-------- The records
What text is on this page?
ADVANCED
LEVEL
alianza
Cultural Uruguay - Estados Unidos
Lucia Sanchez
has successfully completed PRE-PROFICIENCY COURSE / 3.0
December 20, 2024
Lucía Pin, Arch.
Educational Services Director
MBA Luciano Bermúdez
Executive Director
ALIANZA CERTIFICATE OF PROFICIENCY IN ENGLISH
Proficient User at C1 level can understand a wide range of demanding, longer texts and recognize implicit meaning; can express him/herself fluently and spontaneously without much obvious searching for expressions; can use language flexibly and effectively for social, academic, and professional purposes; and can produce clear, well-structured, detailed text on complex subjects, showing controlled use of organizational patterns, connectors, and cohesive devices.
----------------
### What you need to do:
Give the complete listing a second time, exactly as it reads.

### Output:
What text is on this page?
ADVANCED
LEVEL
alianza
Cultural Uruguay - Estados Unidos
Lucia Sanchez
has successfully completed PRE-PROFICIENCY COURSE / 3.0
December 20, 2024
Lucía Pin, Arch.
Educational Services Director
MBA Luciano Bermúdez
Executive Director
ALIANZA CERTIFICATE OF PROFICIENCY IN ENGLISH
Proficient User at C1 level can understand a wide range of demanding, longer texts and recognize implicit meaning; can express him/herself fluently and spontaneously without much obvious searching for expressions; can use language flexibly and effectively for social, academic, and professional purposes; and can produce clear, well-structured, detailed text on complex subjects, showing controlled use of organizational patterns, connectors, and cohesive devices.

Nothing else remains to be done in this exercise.